■ **REQUEST**
Determine the count of lines holding "Short" and give that count alone.

■ **GIVEN DATA**
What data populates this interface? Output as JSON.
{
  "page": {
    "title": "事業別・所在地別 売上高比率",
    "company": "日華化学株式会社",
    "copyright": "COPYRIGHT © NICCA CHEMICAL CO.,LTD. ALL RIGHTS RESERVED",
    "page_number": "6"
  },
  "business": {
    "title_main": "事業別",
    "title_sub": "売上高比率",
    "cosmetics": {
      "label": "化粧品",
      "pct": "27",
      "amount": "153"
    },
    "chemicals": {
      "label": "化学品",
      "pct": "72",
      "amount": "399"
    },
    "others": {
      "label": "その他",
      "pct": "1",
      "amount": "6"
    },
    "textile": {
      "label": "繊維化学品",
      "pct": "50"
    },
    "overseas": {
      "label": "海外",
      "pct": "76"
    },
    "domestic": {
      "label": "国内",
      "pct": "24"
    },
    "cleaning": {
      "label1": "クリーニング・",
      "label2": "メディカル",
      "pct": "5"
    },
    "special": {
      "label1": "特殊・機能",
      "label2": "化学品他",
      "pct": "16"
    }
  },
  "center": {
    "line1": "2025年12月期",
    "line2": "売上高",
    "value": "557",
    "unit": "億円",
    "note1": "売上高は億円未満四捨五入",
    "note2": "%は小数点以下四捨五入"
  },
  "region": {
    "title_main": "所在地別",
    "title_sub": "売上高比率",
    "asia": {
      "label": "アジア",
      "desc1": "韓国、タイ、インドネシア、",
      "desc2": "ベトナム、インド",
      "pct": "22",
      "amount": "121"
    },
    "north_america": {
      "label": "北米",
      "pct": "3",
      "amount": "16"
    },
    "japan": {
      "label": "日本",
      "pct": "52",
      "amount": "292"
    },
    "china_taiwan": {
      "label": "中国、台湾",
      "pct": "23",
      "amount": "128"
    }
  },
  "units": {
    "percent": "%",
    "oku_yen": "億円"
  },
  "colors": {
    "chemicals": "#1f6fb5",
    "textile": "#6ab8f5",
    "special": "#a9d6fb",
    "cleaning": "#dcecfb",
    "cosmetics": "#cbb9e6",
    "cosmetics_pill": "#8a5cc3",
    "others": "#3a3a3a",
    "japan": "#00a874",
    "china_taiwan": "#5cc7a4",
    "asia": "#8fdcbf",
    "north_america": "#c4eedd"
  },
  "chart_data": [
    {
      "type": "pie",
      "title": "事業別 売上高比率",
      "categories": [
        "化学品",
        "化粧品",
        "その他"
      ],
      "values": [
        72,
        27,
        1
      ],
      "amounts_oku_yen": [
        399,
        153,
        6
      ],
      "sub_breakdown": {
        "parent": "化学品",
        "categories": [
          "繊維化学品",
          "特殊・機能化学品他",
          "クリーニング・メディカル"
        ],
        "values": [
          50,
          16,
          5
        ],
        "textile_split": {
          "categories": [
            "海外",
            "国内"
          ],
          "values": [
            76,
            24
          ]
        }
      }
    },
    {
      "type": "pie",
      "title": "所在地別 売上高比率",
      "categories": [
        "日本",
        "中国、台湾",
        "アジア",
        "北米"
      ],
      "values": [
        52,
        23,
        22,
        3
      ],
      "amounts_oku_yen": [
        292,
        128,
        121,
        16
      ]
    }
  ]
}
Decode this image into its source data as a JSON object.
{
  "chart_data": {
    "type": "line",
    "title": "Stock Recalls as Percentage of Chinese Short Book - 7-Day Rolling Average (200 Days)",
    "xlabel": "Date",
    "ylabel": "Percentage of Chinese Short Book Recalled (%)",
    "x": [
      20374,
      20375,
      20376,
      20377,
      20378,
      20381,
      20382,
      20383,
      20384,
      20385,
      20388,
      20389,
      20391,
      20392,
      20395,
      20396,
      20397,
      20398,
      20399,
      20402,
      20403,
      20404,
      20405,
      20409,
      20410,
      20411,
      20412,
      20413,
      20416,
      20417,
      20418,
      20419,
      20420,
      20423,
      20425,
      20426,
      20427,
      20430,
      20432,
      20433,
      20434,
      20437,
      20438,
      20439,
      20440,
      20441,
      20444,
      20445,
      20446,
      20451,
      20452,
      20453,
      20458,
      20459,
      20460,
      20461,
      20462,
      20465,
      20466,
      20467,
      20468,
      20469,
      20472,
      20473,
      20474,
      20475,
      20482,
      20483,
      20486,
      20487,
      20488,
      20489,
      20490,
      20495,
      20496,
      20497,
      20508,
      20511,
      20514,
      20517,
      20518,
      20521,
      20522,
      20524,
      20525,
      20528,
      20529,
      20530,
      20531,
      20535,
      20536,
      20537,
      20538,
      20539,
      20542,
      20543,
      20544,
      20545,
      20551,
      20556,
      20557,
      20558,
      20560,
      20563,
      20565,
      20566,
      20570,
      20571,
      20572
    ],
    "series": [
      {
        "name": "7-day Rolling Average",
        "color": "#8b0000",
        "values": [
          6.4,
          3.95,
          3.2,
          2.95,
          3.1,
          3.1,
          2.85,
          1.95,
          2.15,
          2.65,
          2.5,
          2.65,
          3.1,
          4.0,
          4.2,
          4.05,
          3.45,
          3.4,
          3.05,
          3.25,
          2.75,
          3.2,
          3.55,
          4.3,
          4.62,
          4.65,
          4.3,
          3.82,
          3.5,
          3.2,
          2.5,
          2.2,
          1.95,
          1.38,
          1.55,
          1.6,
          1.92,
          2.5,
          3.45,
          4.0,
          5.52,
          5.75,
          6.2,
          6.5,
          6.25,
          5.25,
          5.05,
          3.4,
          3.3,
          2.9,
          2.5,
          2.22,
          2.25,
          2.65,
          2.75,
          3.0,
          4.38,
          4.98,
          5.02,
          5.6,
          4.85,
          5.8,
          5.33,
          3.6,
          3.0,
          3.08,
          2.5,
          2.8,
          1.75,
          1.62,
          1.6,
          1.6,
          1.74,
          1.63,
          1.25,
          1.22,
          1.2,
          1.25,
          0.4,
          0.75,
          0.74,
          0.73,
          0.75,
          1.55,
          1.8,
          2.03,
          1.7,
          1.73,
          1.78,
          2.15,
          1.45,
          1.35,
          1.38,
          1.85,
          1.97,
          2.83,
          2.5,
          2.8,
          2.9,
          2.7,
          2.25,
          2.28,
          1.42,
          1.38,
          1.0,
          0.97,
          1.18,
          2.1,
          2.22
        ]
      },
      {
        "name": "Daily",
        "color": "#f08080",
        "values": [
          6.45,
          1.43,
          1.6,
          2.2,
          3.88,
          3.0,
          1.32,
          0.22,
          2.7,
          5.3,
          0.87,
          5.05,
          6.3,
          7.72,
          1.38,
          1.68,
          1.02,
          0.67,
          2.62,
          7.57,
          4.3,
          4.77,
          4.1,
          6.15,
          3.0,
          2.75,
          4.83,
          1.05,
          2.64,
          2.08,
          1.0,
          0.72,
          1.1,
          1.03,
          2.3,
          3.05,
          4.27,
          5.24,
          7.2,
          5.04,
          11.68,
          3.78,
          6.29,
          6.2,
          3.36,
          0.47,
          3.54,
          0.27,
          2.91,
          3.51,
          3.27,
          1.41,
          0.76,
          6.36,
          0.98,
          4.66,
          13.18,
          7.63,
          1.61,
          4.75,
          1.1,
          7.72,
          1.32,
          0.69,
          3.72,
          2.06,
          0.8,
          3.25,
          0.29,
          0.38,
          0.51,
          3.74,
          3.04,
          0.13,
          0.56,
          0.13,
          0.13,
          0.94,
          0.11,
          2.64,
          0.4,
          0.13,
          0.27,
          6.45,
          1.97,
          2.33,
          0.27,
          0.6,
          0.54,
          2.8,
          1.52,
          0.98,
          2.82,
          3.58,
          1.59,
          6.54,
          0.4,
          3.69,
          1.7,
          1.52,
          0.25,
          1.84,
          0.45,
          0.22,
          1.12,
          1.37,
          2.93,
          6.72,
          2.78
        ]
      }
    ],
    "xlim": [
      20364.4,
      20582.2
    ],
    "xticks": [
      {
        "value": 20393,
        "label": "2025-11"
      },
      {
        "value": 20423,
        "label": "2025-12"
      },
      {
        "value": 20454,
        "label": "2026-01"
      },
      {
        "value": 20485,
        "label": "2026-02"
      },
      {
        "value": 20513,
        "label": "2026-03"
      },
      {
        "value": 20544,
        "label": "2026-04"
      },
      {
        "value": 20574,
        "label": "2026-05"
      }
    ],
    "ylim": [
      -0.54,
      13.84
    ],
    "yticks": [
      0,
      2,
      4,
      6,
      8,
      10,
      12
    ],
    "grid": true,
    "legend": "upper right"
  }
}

■ **RESULT FOR THIS EXERCISE**
2